### Data entries
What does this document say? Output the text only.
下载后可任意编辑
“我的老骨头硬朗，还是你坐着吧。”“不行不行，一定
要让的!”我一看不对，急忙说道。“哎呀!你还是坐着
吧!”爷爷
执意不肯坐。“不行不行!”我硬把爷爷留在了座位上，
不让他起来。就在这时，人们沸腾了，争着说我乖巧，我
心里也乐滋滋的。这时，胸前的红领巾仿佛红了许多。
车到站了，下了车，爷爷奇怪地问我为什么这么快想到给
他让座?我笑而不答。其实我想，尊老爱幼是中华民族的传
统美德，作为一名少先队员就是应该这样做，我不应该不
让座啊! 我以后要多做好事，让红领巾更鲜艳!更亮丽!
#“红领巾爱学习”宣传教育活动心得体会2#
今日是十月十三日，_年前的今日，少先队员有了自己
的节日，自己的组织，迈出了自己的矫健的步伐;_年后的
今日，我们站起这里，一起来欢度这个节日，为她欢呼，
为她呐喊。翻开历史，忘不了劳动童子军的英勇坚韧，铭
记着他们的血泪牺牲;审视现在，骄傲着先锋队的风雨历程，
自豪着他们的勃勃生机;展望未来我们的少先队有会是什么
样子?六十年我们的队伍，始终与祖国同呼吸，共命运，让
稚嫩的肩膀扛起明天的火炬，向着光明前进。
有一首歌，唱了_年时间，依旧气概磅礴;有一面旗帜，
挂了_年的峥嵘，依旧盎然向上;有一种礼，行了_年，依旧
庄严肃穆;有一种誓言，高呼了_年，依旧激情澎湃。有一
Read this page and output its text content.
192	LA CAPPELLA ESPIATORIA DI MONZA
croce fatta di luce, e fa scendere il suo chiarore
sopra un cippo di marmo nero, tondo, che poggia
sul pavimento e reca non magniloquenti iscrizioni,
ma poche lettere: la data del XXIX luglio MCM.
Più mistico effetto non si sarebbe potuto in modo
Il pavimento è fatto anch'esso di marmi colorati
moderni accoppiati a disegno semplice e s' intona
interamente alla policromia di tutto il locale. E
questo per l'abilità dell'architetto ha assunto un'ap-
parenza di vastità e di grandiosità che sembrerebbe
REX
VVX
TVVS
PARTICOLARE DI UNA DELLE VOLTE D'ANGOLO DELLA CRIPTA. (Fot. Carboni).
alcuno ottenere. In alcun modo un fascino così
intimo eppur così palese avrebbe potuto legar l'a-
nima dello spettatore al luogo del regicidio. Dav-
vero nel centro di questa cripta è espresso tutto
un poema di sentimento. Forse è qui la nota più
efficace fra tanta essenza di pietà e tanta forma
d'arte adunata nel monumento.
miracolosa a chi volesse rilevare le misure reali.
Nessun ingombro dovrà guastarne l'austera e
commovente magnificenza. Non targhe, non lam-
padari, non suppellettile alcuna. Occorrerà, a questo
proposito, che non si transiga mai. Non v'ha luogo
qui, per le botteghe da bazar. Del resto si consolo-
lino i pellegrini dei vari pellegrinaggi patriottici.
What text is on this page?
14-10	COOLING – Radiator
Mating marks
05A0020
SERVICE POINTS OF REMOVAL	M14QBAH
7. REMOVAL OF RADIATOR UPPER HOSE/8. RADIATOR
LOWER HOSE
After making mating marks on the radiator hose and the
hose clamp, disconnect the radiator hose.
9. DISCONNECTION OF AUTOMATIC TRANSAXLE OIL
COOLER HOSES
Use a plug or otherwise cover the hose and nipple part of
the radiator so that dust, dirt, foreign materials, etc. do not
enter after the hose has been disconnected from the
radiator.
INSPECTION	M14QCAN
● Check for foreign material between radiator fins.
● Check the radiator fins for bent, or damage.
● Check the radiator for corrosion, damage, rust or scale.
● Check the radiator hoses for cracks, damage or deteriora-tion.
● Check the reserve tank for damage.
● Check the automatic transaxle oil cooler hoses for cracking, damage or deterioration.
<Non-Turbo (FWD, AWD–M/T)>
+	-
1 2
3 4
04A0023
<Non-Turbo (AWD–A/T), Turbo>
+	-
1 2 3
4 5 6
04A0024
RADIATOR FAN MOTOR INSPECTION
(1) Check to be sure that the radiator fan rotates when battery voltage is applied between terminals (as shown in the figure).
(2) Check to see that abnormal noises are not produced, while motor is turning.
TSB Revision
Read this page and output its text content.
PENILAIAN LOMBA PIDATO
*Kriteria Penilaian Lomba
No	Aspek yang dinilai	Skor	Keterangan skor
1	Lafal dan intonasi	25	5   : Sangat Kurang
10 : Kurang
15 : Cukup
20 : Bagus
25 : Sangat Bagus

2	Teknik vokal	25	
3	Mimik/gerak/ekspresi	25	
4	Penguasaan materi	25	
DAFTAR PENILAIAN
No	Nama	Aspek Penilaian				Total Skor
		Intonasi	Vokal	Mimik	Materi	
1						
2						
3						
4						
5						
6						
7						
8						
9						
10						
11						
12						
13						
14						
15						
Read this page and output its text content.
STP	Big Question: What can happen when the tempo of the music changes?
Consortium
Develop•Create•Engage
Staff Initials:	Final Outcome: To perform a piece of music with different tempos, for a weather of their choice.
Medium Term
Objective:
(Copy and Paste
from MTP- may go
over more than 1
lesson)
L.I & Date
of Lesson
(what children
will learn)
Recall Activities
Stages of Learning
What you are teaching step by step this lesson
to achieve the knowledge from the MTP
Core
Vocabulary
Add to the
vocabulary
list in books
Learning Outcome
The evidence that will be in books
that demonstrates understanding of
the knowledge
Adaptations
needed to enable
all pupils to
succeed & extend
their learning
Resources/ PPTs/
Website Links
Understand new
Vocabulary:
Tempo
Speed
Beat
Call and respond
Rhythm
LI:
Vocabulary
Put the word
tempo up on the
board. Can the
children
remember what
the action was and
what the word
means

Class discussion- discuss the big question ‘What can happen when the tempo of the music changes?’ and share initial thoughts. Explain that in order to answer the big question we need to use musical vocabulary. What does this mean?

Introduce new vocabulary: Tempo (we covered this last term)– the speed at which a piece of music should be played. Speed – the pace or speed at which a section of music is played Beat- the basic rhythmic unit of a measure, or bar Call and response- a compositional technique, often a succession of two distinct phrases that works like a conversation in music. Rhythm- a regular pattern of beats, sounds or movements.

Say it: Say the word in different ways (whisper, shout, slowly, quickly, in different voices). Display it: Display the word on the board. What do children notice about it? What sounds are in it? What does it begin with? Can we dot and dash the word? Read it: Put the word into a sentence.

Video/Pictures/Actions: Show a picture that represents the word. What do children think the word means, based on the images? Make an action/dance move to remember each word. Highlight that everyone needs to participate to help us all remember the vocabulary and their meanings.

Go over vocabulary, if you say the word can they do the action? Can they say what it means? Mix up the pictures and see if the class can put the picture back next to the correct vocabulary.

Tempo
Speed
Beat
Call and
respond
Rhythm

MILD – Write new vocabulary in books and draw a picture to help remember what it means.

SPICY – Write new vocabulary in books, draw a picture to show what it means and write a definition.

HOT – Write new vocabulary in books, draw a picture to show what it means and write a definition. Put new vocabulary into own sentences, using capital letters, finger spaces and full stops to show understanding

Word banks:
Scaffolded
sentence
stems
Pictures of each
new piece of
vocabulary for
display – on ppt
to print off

### What is expected
Transcribe all of the lines in the records precisely.

### Full response
What does this document say? Output the text only.
下载后可任意编辑
“我的老骨头硬朗，还是你坐着吧。”“不行不行，一定
要让的!”我一看不对，急忙说道。“哎呀!你还是坐着
吧!”爷爷
执意不肯坐。“不行不行!”我硬把爷爷留在了座位上，
不让他起来。就在这时，人们沸腾了，争着说我乖巧，我
心里也乐滋滋的。这时，胸前的红领巾仿佛红了许多。
车到站了，下了车，爷爷奇怪地问我为什么这么快想到给
他让座?我笑而不答。其实我想，尊老爱幼是中华民族的传
统美德，作为一名少先队员就是应该这样做，我不应该不
让座啊! 我以后要多做好事，让红领巾更鲜艳!更亮丽!
#“红领巾爱学习”宣传教育活动心得体会2#
今日是十月十三日，_年前的今日，少先队员有了自己
的节日，自己的组织，迈出了自己的矫健的步伐;_年后的
今日，我们站起这里，一起来欢度这个节日，为她欢呼，
为她呐喊。翻开历史，忘不了劳动童子军的英勇坚韧，铭
记着他们的血泪牺牲;审视现在，骄傲着先锋队的风雨历程，
自豪着他们的勃勃生机;展望未来我们的少先队有会是什么
样子?六十年我们的队伍，始终与祖国同呼吸，共命运，让
稚嫩的肩膀扛起明天的火炬，向着光明前进。
有一首歌，唱了_年时间，依旧气概磅礴;有一面旗帜，
挂了_年的峥嵘，依旧盎然向上;有一种礼，行了_年，依旧
庄严肃穆;有一种誓言，高呼了_年，依旧激情澎湃。有一
Read this page and output its text content.
192	LA CAPPELLA ESPIATORIA DI MONZA
croce fatta di luce, e fa scendere il suo chiarore
sopra un cippo di marmo nero, tondo, che poggia
sul pavimento e reca non magniloquenti iscrizioni,
ma poche lettere: la data del XXIX luglio MCM.
Più mistico effetto non si sarebbe potuto in modo
Il pavimento è fatto anch'esso di marmi colorati
moderni accoppiati a disegno semplice e s' intona
interamente alla policromia di tutto il locale. E
questo per l'abilità dell'architetto ha assunto un'ap-
parenza di vastità e di grandiosità che sembrerebbe
REX
VVX
TVVS
PARTICOLARE DI UNA DELLE VOLTE D'ANGOLO DELLA CRIPTA. (Fot. Carboni).
alcuno ottenere. In alcun modo un fascino così
intimo eppur così palese avrebbe potuto legar l'a-
nima dello spettatore al luogo del regicidio. Dav-
vero nel centro di questa cripta è espresso tutto
un poema di sentimento. Forse è qui la nota più
efficace fra tanta essenza di pietà e tanta forma
d'arte adunata nel monumento.
miracolosa a chi volesse rilevare le misure reali.
Nessun ingombro dovrà guastarne l'austera e
commovente magnificenza. Non targhe, non lam-
padari, non suppellettile alcuna. Occorrerà, a questo
proposito, che non si transiga mai. Non v'ha luogo
qui, per le botteghe da bazar. Del resto si consolo-
lino i pellegrini dei vari pellegrinaggi patriottici.
What text is on this page?
14-10	COOLING – Radiator
Mating marks
05A0020
SERVICE POINTS OF REMOVAL	M14QBAH
7. REMOVAL OF RADIATOR UPPER HOSE/8. RADIATOR
LOWER HOSE
After making mating marks on the radiator hose and the
hose clamp, disconnect the radiator hose.
9. DISCONNECTION OF AUTOMATIC TRANSAXLE OIL
COOLER HOSES
Use a plug or otherwise cover the hose and nipple part of
the radiator so that dust, dirt, foreign materials, etc. do not
enter after the hose has been disconnected from the
radiator.
INSPECTION	M14QCAN
● Check for foreign material between radiator fins.
● Check the radiator fins for bent, or damage.
● Check the radiator for corrosion, damage, rust or scale.
● Check the radiator hoses for cracks, damage or deteriora-tion.
● Check the reserve tank for damage.
● Check the automatic transaxle oil cooler hoses for cracking, damage or deterioration.
<Non-Turbo (FWD, AWD–M/T)>
+	-
1 2
3 4
04A0023
<Non-Turbo (AWD–A/T), Turbo>
+	-
1 2 3
4 5 6
04A0024
RADIATOR FAN MOTOR INSPECTION
(1) Check to be sure that the radiator fan rotates when battery voltage is applied between terminals (as shown in the figure).
(2) Check to see that abnormal noises are not produced, while motor is turning.
TSB Revision
Read this page and output its text content.
PENILAIAN LOMBA PIDATO
*Kriteria Penilaian Lomba
No	Aspek yang dinilai	Skor	Keterangan skor
1	Lafal dan intonasi	25	5   : Sangat Kurang
10 : Kurang
15 : Cukup
20 : Bagus
25 : Sangat Bagus

2	Teknik vokal	25	
3	Mimik/gerak/ekspresi	25	
4	Penguasaan materi	25	
DAFTAR PENILAIAN
No	Nama	Aspek Penilaian				Total Skor
		Intonasi	Vokal	Mimik	Materi	
1						
2						
3						
4						
5						
6						
7						
8						
9						
10						
11						
12						
13						
14						
15						
Read this page and output its text content.
STP	Big Question: What can happen when the tempo of the music changes?
Consortium
Develop•Create•Engage
Staff Initials:	Final Outcome: To perform a piece of music with different tempos, for a weather of their choice.
Medium Term
Objective:
(Copy and Paste
from MTP- may go
over more than 1
lesson)
L.I & Date
of Lesson
(what children
will learn)
Recall Activities
Stages of Learning
What you are teaching step by step this lesson
to achieve the knowledge from the MTP
Core
Vocabulary
Add to the
vocabulary
list in books
Learning Outcome
The evidence that will be in books
that demonstrates understanding of
the knowledge
Adaptations
needed to enable
all pupils to
succeed & extend
their learning
Resources/ PPTs/
Website Links
Understand new
Vocabulary:
Tempo
Speed
Beat
Call and respond
Rhythm
LI:
Vocabulary
Put the word
tempo up on the
board. Can the
children
remember what
the action was and
what the word
means

Class discussion- discuss the big question ‘What can happen when the tempo of the music changes?’ and share initial thoughts. Explain that in order to answer the big question we need to use musical vocabulary. What does this mean?

Introduce new vocabulary: Tempo (we covered this last term)– the speed at which a piece of music should be played. Speed – the pace or speed at which a section of music is played Beat- the basic rhythmic unit of a measure, or bar Call and response- a compositional technique, often a succession of two distinct phrases that works like a conversation in music. Rhythm- a regular pattern of beats, sounds or movements.

Say it: Say the word in different ways (whisper, shout, slowly, quickly, in different voices). Display it: Display the word on the board. What do children notice about it? What sounds are in it? What does it begin with? Can we dot and dash the word? Read it: Put the word into a sentence.

Video/Pictures/Actions: Show a picture that represents the word. What do children think the word means, based on the images? Make an action/dance move to remember each word. Highlight that everyone needs to participate to help us all remember the vocabulary and their meanings.

Go over vocabulary, if you say the word can they do the action? Can they say what it means? Mix up the pictures and see if the class can put the picture back next to the correct vocabulary.

Tempo
Speed
Beat
Call and
respond
Rhythm

MILD – Write new vocabulary in books and draw a picture to help remember what it means.

SPICY – Write new vocabulary in books, draw a picture to show what it means and write a definition.

HOT – Write new vocabulary in books, draw a picture to show what it means and write a definition. Put new vocabulary into own sentences, using capital letters, finger spaces and full stops to show understanding

Word banks:
Scaffolded
sentence
stems
Pictures of each
new piece of
vocabulary for
display – on ppt
to print off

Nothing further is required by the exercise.